* _Input_
☆ ☆ ☆

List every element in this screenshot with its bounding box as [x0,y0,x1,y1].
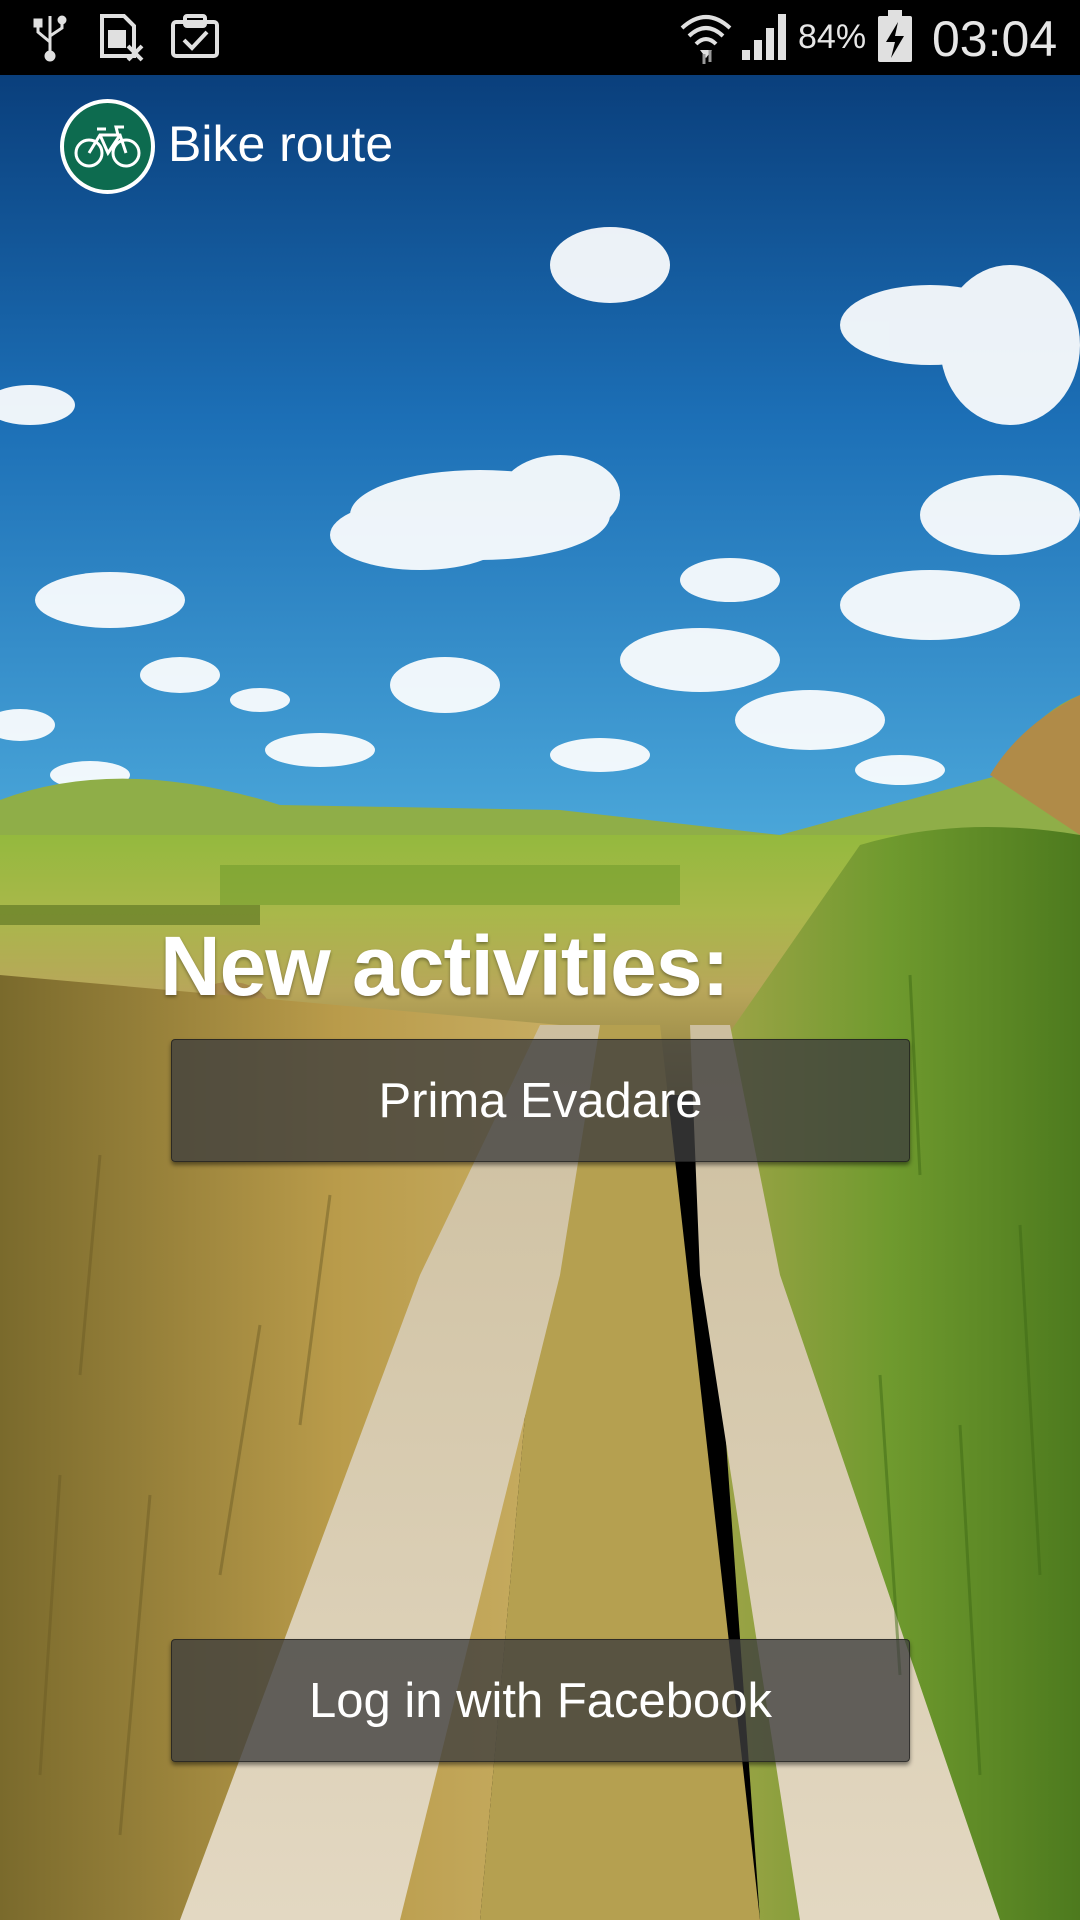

☆ ☆ ☆

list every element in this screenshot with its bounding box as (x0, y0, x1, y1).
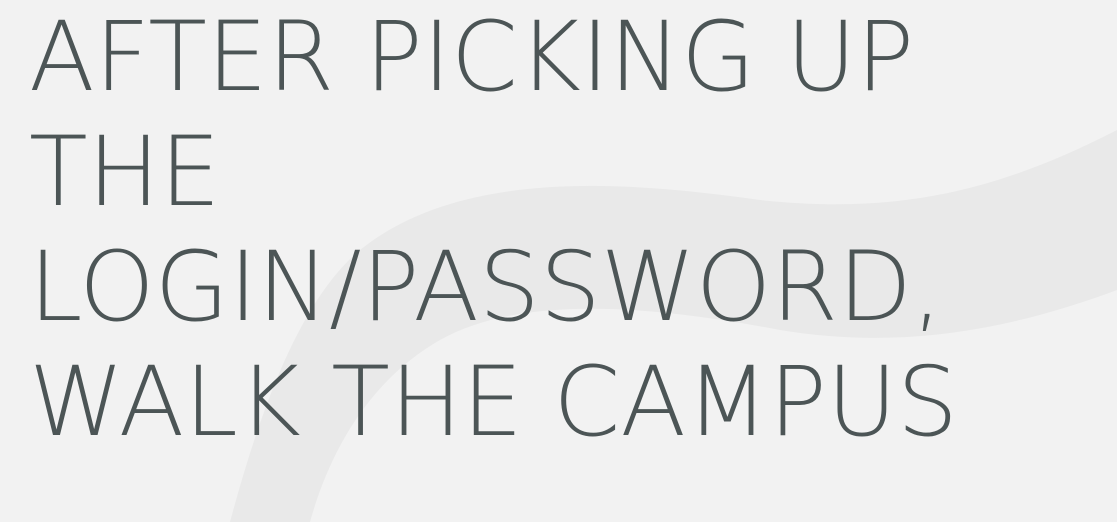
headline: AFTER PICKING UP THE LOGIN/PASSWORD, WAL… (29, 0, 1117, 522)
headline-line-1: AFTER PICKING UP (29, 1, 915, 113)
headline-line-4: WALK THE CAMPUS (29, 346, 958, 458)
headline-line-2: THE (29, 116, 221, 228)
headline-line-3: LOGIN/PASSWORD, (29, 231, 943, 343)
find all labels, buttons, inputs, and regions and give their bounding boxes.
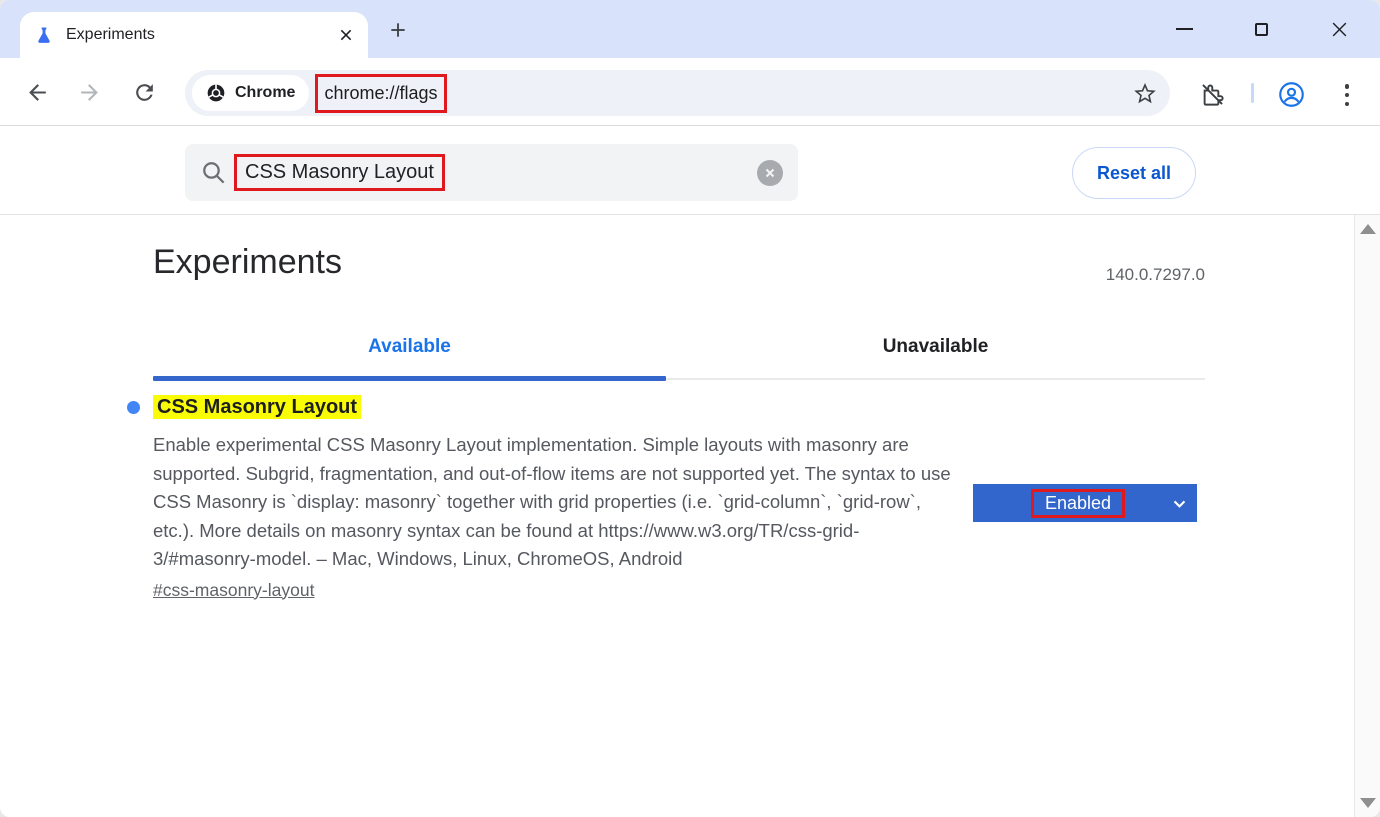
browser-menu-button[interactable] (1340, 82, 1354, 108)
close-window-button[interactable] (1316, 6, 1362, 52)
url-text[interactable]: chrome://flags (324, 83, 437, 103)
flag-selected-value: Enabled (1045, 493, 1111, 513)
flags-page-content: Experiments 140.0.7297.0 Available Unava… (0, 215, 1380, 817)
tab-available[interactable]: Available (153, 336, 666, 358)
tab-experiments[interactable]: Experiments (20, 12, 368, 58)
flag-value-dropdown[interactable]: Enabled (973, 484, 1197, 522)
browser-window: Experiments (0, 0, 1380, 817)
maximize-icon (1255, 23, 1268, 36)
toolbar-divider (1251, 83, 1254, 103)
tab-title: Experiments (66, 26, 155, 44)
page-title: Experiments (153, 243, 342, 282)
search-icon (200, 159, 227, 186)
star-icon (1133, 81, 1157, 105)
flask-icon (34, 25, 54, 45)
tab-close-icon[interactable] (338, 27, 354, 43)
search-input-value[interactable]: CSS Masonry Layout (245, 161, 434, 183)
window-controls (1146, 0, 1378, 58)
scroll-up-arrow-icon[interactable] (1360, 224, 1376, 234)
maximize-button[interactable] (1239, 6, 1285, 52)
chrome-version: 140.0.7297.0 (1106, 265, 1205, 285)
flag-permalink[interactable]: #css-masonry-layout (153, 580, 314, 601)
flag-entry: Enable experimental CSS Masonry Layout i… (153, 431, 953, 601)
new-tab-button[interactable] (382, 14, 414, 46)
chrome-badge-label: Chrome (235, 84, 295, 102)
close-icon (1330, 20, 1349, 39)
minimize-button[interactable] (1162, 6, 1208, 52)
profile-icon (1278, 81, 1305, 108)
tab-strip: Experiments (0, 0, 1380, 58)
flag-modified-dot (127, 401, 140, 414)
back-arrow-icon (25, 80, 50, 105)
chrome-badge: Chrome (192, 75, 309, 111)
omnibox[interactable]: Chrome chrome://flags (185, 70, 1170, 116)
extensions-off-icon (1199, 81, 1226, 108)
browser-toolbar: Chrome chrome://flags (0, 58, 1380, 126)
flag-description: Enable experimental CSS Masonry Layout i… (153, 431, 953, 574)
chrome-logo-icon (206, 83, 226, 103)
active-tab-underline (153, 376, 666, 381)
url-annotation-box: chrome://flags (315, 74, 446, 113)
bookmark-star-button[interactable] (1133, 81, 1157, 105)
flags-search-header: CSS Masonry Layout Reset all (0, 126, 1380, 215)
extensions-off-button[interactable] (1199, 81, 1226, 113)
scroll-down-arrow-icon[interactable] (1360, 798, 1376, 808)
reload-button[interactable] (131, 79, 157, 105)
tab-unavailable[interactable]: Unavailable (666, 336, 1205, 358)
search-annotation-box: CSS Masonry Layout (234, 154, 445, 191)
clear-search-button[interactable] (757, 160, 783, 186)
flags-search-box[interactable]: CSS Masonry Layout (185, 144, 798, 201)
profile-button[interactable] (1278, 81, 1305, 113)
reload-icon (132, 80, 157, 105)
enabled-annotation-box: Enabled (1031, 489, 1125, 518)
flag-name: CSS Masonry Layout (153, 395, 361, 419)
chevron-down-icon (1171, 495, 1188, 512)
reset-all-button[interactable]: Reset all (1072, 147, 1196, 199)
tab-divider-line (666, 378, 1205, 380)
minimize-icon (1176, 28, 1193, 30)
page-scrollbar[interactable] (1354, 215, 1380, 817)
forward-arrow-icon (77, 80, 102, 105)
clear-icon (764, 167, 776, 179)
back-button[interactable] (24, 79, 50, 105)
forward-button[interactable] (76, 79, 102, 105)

☆ ☆ ☆

Copy the data from the line with "y0, x1, y1)." to the line with "headline-line-2: THE (29, 116, 221, 228)", both included, leaving out the pictures.

* _Response to the exercise_
list every element in this screenshot with its bounding box as (x0, y0, x1, y1).
headline: AFTER PICKING UP THE LOGIN/PASSWORD, WAL… (29, 0, 1117, 522)
headline-line-1: AFTER PICKING UP (29, 1, 915, 113)
headline-line-4: WALK THE CAMPUS (29, 346, 958, 458)
headline-line-2: THE (29, 116, 221, 228)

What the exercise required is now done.